§ INSTRUCTION: Copy the rows word for word, beginning at the line that contains "bond-making-caption: ◀ Bond" and stopping after the line that contains "arrow-icon: → (198, 351, 207, 361)".

:::

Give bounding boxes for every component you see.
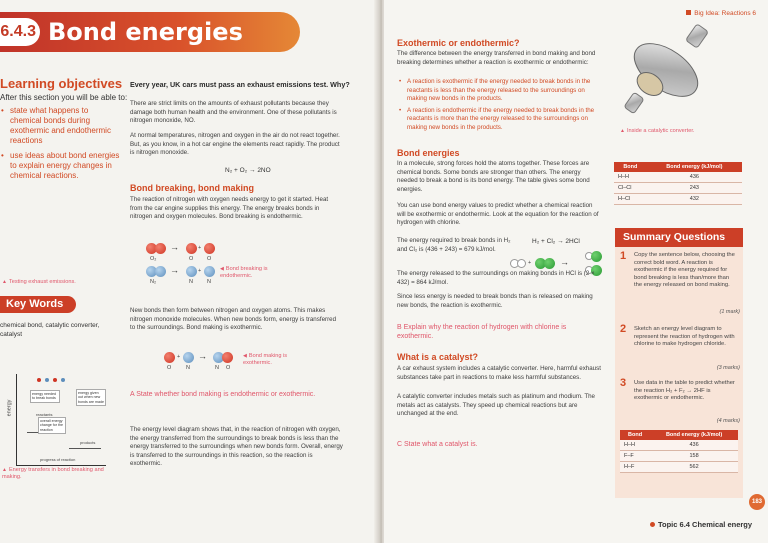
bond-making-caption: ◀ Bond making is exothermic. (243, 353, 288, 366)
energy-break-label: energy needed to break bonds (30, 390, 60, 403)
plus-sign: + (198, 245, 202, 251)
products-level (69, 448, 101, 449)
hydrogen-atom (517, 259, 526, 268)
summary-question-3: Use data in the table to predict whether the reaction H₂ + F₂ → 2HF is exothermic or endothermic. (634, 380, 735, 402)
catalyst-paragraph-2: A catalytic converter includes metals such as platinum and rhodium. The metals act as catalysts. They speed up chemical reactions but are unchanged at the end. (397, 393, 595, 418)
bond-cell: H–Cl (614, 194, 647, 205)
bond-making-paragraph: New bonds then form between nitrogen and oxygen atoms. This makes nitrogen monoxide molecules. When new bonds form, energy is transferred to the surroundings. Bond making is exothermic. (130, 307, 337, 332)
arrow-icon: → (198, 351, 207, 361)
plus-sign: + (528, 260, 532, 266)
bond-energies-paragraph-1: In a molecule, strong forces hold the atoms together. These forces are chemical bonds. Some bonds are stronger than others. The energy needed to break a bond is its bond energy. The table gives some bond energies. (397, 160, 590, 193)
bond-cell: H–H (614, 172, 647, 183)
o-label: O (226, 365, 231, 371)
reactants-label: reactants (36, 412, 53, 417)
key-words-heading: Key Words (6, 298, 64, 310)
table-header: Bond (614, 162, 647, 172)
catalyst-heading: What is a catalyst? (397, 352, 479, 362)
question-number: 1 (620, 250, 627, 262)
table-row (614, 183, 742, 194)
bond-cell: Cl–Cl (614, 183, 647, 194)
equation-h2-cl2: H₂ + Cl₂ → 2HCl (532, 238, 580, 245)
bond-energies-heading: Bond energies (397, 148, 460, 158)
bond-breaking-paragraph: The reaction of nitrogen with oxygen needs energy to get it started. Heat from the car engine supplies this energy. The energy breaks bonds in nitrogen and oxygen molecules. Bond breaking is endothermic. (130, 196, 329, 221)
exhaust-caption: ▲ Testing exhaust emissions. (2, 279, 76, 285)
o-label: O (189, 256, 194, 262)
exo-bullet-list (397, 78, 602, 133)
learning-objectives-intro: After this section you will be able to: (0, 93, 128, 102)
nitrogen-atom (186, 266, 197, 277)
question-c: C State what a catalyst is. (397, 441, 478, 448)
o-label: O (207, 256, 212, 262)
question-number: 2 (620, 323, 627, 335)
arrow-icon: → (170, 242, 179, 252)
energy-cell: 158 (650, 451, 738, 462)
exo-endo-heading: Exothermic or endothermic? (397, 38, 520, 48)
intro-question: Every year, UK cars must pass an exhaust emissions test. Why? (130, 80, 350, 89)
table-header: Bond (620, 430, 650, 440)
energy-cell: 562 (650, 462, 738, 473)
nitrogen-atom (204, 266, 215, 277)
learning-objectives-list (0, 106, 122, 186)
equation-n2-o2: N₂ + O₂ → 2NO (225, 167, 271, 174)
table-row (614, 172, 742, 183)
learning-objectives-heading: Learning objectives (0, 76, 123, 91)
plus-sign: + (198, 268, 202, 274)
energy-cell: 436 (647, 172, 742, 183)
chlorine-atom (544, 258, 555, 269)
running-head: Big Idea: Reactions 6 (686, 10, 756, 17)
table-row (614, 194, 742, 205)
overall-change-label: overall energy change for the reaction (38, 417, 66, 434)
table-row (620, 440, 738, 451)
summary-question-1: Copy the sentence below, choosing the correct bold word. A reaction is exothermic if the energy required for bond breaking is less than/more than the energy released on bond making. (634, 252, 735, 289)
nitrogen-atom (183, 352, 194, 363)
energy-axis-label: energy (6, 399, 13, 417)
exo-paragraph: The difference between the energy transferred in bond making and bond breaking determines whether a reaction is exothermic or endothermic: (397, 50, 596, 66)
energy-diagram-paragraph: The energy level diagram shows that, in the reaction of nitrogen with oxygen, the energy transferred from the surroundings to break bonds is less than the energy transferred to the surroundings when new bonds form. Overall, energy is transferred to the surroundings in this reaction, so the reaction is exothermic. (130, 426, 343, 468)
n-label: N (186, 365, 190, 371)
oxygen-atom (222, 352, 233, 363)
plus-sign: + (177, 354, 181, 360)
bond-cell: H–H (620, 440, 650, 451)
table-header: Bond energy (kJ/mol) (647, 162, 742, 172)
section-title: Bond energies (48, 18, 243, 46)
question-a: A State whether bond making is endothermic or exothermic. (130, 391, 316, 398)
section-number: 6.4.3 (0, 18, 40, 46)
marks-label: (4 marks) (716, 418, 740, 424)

:::

§ OUTPUT BELOW:
bond-making-caption: ◀ Bond making is exothermic. (243, 353, 288, 366)
energy-break-label: energy needed to break bonds (30, 390, 60, 403)
plus-sign: + (198, 245, 202, 251)
products-level (69, 448, 101, 449)
hydrogen-atom (517, 259, 526, 268)
summary-question-3: Use data in the table to predict whether the reaction H₂ + F₂ → 2HF is exothermic or endothermic. (634, 380, 735, 402)
catalyst-paragraph-2: A catalytic converter includes metals such as platinum and rhodium. The metals act as catalysts. They speed up chemical reactions but are unchanged at the end. (397, 393, 595, 418)
bond-cell: H–Cl (614, 194, 647, 205)
bond-making-paragraph: New bonds then form between nitrogen and oxygen atoms. This makes nitrogen monoxide molecules. When new bonds form, energy is transferred to the surroundings. Bond making is exothermic. (130, 307, 337, 332)
arrow-icon: → (198, 351, 207, 361)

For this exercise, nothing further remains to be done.